Extracts from a graphics dataset:
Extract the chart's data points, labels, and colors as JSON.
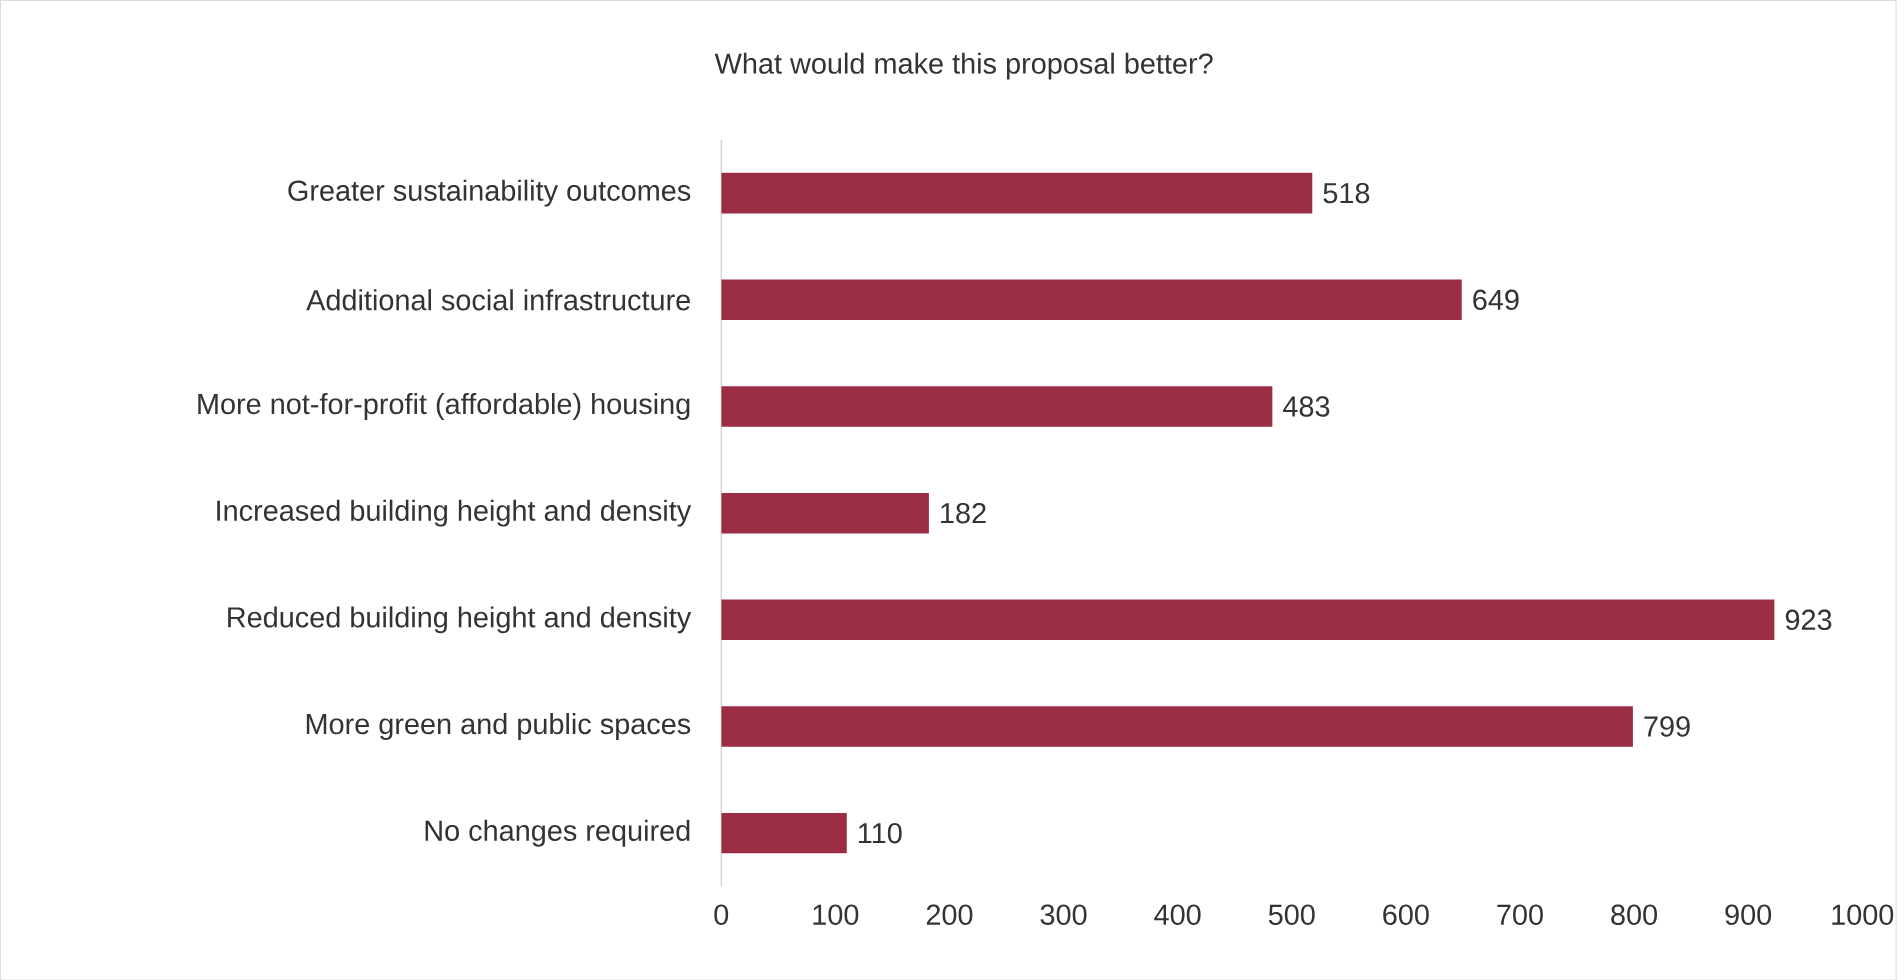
{
  "chart_data": {
    "type": "bar",
    "orientation": "horizontal",
    "title": "What would make this proposal better?",
    "categories": [
      "Greater sustainability outcomes",
      "Additional social infrastructure",
      "More not-for-profit (affordable) housing",
      "Increased building height and density",
      "Reduced building height and density",
      "More green and public spaces",
      "No changes required"
    ],
    "values": [
      518,
      649,
      483,
      182,
      923,
      799,
      110
    ],
    "color": "#9b2d45",
    "xlim": [
      0,
      1000
    ],
    "xticks": [
      0,
      100,
      200,
      300,
      400,
      500,
      600,
      700,
      800,
      900,
      1000
    ],
    "data_labels": true,
    "grid": false
  }
}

* **Stated problem**:
Make an exact copy of the records above, with the pictures left out.

* **Completed task**:
Extract the chart's data points, labels, and colors as JSON.
{
  "chart_data": {
    "type": "bar",
    "orientation": "horizontal",
    "title": "What would make this proposal better?",
    "categories": [
      "Greater sustainability outcomes",
      "Additional social infrastructure",
      "More not-for-profit (affordable) housing",
      "Increased building height and density",
      "Reduced building height and density",
      "More green and public spaces",
      "No changes required"
    ],
    "values": [
      518,
      649,
      483,
      182,
      923,
      799,
      110
    ],
    "color": "#9b2d45",
    "xlim": [
      0,
      1000
    ],
    "xticks": [
      0,
      100,
      200,
      300,
      400,
      500,
      600,
      700,
      800,
      900,
      1000
    ],
    "data_labels": true,
    "grid": false
  }
}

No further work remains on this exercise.